▶ [Written exercise]: Can you copy the lines from the one that contains "Extract all readable text from this page." through the end of the material below, exactly and with nothing else?

_ _ _

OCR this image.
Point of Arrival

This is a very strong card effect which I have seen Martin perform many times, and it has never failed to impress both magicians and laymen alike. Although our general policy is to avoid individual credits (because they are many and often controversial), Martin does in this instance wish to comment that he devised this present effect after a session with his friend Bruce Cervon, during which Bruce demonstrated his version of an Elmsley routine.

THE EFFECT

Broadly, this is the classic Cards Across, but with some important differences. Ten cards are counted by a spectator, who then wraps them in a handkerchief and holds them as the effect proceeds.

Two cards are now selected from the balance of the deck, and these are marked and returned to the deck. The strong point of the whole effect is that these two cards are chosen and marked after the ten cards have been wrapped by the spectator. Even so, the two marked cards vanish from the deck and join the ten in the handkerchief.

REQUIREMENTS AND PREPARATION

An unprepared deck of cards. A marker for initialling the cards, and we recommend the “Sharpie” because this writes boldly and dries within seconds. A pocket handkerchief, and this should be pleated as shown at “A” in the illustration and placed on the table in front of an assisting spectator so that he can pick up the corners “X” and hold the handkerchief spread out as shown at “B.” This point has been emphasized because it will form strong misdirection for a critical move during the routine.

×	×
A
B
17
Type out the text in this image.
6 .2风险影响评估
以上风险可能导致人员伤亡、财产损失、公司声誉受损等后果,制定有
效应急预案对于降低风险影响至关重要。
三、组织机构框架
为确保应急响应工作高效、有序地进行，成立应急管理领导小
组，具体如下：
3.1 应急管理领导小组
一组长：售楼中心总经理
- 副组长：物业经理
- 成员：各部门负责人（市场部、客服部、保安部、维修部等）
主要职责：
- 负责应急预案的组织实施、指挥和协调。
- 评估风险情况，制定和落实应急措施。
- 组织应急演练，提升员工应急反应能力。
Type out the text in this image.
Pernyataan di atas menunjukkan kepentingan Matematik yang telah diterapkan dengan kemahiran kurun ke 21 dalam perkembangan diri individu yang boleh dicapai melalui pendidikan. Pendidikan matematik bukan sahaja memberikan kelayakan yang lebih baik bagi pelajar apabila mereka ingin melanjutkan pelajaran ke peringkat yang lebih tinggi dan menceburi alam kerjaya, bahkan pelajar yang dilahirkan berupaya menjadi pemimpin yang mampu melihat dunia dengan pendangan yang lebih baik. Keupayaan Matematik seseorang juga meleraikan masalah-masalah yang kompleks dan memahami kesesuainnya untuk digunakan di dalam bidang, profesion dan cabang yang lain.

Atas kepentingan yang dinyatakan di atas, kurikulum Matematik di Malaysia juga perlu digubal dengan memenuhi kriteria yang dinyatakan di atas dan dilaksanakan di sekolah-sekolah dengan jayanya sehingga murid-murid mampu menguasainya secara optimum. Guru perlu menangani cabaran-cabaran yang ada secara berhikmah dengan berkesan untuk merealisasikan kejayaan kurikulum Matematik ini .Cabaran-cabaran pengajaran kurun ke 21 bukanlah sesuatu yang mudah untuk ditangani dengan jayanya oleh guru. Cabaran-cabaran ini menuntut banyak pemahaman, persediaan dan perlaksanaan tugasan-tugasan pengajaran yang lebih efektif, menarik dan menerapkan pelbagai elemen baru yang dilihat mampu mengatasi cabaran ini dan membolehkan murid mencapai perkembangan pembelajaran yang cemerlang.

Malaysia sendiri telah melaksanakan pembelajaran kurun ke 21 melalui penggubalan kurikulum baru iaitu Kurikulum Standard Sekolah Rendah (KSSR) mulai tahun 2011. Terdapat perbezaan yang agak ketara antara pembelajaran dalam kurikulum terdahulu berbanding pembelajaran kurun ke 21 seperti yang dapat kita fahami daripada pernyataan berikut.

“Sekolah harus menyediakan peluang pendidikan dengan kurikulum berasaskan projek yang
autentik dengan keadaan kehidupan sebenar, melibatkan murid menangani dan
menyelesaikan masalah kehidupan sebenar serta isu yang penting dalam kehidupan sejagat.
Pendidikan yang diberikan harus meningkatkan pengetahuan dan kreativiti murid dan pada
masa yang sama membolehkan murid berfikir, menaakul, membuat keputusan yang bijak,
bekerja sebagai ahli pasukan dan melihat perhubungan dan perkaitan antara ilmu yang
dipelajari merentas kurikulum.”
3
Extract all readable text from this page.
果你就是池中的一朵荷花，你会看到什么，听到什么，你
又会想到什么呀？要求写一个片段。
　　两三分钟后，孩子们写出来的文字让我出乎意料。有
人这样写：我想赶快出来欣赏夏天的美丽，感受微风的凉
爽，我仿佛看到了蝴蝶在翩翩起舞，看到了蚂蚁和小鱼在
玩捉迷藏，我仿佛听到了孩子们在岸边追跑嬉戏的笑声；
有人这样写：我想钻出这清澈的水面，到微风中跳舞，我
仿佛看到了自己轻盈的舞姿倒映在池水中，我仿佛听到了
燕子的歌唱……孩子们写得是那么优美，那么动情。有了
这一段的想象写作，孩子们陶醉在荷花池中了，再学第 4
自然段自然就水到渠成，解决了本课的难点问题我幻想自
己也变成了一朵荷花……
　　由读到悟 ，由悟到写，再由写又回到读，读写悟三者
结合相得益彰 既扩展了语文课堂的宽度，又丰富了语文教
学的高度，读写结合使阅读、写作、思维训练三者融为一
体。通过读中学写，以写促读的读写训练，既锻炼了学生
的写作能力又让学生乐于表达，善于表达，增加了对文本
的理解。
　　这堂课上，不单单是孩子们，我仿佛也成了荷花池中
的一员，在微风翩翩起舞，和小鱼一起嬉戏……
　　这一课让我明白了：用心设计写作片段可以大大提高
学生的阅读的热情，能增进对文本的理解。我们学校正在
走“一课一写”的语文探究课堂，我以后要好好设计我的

_ _ _

▶ [Solution to this exercise]:
Extract all readable text from this page.
果你就是池中的一朵荷花，你会看到什么，听到什么，你
又会想到什么呀？要求写一个片段。
　　两三分钟后，孩子们写出来的文字让我出乎意料。有
人这样写：我想赶快出来欣赏夏天的美丽，感受微风的凉
爽，我仿佛看到了蝴蝶在翩翩起舞，看到了蚂蚁和小鱼在
玩捉迷藏，我仿佛听到了孩子们在岸边追跑嬉戏的笑声；
有人这样写：我想钻出这清澈的水面，到微风中跳舞，我
仿佛看到了自己轻盈的舞姿倒映在池水中，我仿佛听到了
燕子的歌唱……孩子们写得是那么优美，那么动情。有了
这一段的想象写作，孩子们陶醉在荷花池中了，再学第 4
自然段自然就水到渠成，解决了本课的难点问题我幻想自
己也变成了一朵荷花……
　　由读到悟 ，由悟到写，再由写又回到读，读写悟三者
结合相得益彰 既扩展了语文课堂的宽度，又丰富了语文教
学的高度，读写结合使阅读、写作、思维训练三者融为一
体。通过读中学写，以写促读的读写训练，既锻炼了学生
的写作能力又让学生乐于表达，善于表达，增加了对文本
的理解。
　　这堂课上，不单单是孩子们，我仿佛也成了荷花池中
的一员，在微风翩翩起舞，和小鱼一起嬉戏……
　　这一课让我明白了：用心设计写作片段可以大大提高
学生的阅读的热情，能增进对文本的理解。我们学校正在
走“一课一写”的语文探究课堂，我以后要好好设计我的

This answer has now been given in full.